## [Task instructions]
Would you quote every entry exactly, dropping only the pictures?

## [Data extract]
▼

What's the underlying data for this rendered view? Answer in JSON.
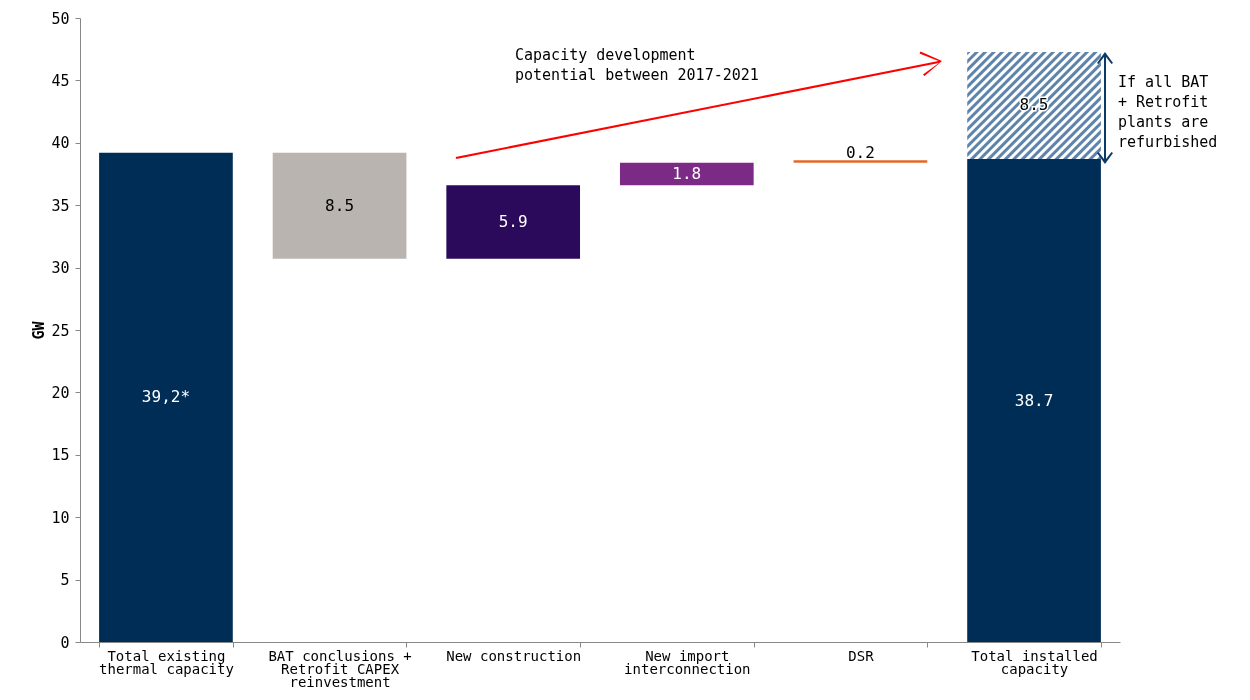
{
  "chart_data": {
    "type": "bar",
    "ylabel": "GW",
    "categories": [
      "Total existing thermal capacity",
      "BAT conclusions + Retrofit CAPEX reinvestment",
      "New construction",
      "New import interconnection",
      "DSR",
      "Total installed capacity"
    ],
    "base": [
      0,
      30.7,
      30.7,
      36.6,
      38.4,
      0
    ],
    "values": [
      39.2,
      8.5,
      5.9,
      1.8,
      0.2,
      38.7
    ],
    "colors": [
      "#002d55",
      "#b9b4b0",
      "#2b0a5c",
      "#7b2a86",
      "#e0692a",
      "#002d55"
    ],
    "value_labels": [
      "39,2*",
      "8.5",
      "5.9",
      "1.8",
      "0.2",
      "38.7"
    ],
    "ylim": [
      0,
      50
    ],
    "yticks": [
      0,
      5,
      10,
      15,
      20,
      25,
      30,
      35,
      40,
      45,
      50
    ],
    "grid": false,
    "annotations": [
      "Capacity development potential between 2017-2021",
      "If all BAT + Retrofit plants are refurbished",
      "8.5"
    ]
  }
}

▲

## [Output]
What's the underlying data for this rendered view? Answer in JSON.
{
  "chart_data": {
    "type": "bar",
    "ylabel": "GW",
    "categories": [
      "Total existing thermal capacity",
      "BAT conclusions + Retrofit CAPEX reinvestment",
      "New construction",
      "New import interconnection",
      "DSR",
      "Total installed capacity"
    ],
    "base": [
      0,
      30.7,
      30.7,
      36.6,
      38.4,
      0
    ],
    "values": [
      39.2,
      8.5,
      5.9,
      1.8,
      0.2,
      38.7
    ],
    "colors": [
      "#002d55",
      "#b9b4b0",
      "#2b0a5c",
      "#7b2a86",
      "#e0692a",
      "#002d55"
    ],
    "value_labels": [
      "39,2*",
      "8.5",
      "5.9",
      "1.8",
      "0.2",
      "38.7"
    ],
    "ylim": [
      0,
      50
    ],
    "yticks": [
      0,
      5,
      10,
      15,
      20,
      25,
      30,
      35,
      40,
      45,
      50
    ],
    "grid": false,
    "annotations": [
      "Capacity development potential between 2017-2021",
      "If all BAT + Retrofit plants are refurbished",
      "8.5"
    ]
  }
}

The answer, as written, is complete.